Task instructions:
Gather the lines below that include the string "Prisutveckling", copying each in full.
┌─ Records to use
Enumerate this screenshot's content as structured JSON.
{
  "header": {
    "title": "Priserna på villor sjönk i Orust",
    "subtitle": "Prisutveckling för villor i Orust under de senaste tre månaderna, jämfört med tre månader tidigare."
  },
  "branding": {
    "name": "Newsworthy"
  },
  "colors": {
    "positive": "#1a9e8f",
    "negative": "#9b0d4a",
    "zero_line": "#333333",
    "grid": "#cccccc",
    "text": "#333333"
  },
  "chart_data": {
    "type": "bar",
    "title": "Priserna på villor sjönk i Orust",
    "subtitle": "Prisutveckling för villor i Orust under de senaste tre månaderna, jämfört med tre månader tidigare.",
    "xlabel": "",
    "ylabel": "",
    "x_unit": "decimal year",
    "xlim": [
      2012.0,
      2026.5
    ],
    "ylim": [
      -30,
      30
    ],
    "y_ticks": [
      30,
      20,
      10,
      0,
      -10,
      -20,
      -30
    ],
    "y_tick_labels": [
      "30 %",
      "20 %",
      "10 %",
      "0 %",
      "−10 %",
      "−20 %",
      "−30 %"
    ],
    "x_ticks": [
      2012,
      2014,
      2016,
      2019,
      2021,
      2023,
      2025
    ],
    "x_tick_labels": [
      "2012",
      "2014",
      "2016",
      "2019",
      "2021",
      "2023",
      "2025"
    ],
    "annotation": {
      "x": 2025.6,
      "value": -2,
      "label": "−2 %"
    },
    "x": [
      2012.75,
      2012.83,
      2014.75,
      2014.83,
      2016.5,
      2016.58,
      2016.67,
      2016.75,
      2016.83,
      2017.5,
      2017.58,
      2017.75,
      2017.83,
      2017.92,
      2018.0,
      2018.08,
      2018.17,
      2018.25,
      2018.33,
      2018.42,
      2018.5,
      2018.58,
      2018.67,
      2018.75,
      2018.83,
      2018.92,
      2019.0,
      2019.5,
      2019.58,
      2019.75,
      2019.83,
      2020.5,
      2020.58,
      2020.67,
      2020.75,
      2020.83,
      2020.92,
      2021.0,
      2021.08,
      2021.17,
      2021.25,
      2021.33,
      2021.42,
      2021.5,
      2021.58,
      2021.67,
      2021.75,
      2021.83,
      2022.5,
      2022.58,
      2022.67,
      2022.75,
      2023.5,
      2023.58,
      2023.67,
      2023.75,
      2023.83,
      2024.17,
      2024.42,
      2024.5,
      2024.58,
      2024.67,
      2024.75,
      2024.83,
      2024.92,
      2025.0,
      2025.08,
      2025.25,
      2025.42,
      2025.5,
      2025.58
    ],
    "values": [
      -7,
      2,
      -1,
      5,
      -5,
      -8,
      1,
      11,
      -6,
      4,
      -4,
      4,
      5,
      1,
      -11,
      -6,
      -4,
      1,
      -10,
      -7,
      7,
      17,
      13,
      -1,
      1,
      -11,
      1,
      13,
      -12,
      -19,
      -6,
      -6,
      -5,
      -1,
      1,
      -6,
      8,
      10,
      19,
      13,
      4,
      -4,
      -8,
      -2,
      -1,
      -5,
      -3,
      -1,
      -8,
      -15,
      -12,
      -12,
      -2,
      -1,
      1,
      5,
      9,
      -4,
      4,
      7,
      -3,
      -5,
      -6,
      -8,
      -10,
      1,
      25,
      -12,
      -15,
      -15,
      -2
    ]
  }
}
└─
Output of the exercise:
    "subtitle": "Prisutveckling för villor i Orust under de senaste tre månaderna, jämfört med tre månader tidigare."
    "subtitle": "Prisutveckling för villor i Orust under de senaste tre månaderna, jämfört med tre månader tidigare.",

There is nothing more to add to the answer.